BRIEF: Search the records for the word "fess" and report each line that has it.

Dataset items
^^^^

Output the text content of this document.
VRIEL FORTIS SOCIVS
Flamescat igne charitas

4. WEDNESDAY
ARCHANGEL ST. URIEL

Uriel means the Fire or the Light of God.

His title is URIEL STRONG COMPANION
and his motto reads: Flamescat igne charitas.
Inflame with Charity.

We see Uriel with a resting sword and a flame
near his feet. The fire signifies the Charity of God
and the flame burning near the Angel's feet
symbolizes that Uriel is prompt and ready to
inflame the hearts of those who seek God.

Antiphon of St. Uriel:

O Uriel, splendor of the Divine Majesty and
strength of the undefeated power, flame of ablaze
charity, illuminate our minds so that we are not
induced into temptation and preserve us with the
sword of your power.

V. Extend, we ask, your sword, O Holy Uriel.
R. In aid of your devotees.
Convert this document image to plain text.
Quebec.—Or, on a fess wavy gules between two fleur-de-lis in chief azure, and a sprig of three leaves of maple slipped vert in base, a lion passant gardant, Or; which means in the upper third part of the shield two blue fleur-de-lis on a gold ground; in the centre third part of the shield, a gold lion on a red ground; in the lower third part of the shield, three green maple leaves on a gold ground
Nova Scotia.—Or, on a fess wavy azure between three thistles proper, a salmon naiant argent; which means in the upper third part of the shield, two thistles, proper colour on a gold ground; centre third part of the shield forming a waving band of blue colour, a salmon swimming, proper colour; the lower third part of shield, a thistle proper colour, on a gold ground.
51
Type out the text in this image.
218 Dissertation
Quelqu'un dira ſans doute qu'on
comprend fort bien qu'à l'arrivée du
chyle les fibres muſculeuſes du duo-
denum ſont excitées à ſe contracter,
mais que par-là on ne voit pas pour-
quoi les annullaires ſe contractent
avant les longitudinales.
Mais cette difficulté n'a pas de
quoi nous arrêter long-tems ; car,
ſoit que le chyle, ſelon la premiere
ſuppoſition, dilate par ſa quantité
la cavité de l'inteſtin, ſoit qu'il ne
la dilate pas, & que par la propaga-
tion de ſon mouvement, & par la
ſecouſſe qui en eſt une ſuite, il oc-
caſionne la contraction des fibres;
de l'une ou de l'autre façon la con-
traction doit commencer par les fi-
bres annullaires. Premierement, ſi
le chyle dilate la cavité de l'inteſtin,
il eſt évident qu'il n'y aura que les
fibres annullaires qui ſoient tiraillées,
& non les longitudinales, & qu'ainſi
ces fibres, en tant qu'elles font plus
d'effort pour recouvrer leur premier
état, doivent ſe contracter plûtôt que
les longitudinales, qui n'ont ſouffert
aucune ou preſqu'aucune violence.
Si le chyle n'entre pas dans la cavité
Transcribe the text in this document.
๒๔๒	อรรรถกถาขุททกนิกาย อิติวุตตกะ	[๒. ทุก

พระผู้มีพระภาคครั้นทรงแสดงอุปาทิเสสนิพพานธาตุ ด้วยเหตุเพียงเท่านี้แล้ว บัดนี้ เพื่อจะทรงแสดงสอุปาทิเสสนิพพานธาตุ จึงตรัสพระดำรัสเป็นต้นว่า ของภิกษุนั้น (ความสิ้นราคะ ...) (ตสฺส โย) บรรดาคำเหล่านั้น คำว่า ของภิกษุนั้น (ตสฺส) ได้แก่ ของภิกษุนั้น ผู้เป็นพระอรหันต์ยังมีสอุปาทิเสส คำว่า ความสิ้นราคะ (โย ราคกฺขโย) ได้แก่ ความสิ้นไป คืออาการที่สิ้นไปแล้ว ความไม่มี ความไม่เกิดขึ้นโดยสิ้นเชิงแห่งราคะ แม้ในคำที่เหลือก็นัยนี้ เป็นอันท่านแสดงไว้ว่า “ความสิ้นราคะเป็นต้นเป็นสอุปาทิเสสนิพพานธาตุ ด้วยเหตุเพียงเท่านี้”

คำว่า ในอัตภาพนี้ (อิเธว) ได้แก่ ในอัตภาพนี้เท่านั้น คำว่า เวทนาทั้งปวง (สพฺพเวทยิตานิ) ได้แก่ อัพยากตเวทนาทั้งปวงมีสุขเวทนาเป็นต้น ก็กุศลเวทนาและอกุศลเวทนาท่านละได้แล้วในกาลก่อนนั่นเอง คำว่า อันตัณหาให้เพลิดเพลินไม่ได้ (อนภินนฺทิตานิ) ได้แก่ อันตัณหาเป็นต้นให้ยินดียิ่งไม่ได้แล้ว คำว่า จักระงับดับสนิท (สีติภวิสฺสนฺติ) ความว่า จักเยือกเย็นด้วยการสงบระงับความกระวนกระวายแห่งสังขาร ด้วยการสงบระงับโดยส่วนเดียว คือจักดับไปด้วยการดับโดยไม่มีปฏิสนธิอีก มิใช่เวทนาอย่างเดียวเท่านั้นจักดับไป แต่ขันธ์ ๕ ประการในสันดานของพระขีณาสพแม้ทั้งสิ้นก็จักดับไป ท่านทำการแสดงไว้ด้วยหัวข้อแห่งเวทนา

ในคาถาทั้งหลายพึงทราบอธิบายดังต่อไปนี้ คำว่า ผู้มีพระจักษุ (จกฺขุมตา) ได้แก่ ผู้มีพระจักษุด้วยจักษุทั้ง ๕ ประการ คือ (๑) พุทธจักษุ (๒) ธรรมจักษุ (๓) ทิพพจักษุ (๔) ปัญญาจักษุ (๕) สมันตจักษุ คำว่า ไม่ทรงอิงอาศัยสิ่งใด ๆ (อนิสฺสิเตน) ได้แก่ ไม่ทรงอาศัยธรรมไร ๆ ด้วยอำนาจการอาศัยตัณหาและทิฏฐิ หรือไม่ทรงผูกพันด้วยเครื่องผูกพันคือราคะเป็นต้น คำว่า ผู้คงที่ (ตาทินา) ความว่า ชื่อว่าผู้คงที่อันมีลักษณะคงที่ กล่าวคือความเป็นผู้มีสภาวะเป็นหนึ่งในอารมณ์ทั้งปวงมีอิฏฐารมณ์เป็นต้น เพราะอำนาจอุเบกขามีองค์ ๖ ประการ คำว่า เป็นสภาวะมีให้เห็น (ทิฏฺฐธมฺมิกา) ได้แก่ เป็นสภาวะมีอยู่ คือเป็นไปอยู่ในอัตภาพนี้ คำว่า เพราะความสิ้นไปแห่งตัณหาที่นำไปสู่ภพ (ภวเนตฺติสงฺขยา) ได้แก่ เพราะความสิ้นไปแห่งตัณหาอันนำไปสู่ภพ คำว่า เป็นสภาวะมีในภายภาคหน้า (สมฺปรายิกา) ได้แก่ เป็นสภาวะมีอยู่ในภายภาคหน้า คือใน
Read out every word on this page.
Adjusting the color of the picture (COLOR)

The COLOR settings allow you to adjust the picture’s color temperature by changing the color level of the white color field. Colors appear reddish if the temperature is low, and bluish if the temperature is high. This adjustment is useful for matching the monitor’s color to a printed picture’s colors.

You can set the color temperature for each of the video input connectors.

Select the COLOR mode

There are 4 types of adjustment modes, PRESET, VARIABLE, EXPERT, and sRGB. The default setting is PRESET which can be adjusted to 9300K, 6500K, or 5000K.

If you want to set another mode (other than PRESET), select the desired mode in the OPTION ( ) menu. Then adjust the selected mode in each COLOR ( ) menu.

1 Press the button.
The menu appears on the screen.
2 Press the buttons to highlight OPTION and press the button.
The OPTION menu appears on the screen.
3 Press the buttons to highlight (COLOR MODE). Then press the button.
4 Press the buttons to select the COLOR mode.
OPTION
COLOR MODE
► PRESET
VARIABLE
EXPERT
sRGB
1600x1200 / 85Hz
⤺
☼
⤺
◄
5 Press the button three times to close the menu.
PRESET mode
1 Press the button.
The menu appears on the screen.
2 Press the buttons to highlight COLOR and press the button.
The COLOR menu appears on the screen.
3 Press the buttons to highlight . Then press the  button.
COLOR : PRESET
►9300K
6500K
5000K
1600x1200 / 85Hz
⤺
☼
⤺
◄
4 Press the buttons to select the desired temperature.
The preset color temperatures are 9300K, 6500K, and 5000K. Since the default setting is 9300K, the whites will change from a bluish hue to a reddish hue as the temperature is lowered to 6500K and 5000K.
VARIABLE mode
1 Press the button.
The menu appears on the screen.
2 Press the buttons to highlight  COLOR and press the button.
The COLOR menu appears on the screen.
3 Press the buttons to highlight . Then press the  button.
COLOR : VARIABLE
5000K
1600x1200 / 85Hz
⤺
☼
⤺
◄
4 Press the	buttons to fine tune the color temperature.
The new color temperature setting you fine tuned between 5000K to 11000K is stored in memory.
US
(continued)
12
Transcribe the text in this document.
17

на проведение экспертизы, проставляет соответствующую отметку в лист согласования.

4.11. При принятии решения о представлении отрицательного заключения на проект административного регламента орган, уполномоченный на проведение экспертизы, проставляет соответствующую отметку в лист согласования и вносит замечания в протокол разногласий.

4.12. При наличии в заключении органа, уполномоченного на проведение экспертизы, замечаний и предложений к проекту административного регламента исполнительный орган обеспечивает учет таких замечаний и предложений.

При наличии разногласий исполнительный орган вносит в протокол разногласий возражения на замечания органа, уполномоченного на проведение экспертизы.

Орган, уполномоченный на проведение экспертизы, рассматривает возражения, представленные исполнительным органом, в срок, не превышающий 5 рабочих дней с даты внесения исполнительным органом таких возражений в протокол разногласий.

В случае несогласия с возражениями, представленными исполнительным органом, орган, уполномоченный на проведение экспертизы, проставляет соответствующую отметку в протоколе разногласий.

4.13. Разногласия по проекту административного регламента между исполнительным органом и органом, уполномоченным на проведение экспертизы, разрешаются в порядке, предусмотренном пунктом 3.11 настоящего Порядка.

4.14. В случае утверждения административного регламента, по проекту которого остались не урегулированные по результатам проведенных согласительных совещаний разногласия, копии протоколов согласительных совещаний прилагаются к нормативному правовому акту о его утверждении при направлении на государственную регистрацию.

^^^^

ANSWER IN FULL:
Quebec.—Or, on a fess wavy gules between two fleur-de-lis in chief azure, and a sprig of three leaves of maple slipped vert in base, a lion passant gardant, Or; which means in the upper third part of the shield two blue fleur-de-lis on a gold ground; in the centre third part of the shield, a gold lion on a red ground; in the lower third part of the shield, three green maple leaves on a gold ground
Nova Scotia.—Or, on a fess wavy azure between three thistles proper, a salmon naiant argent; which means in the upper third part of the shield, two thistles, proper colour on a gold ground; centre third part of the shield forming a waving band of blue colour, a salmon swimming, proper colour; the lower third part of shield, a thistle proper colour, on a gold ground.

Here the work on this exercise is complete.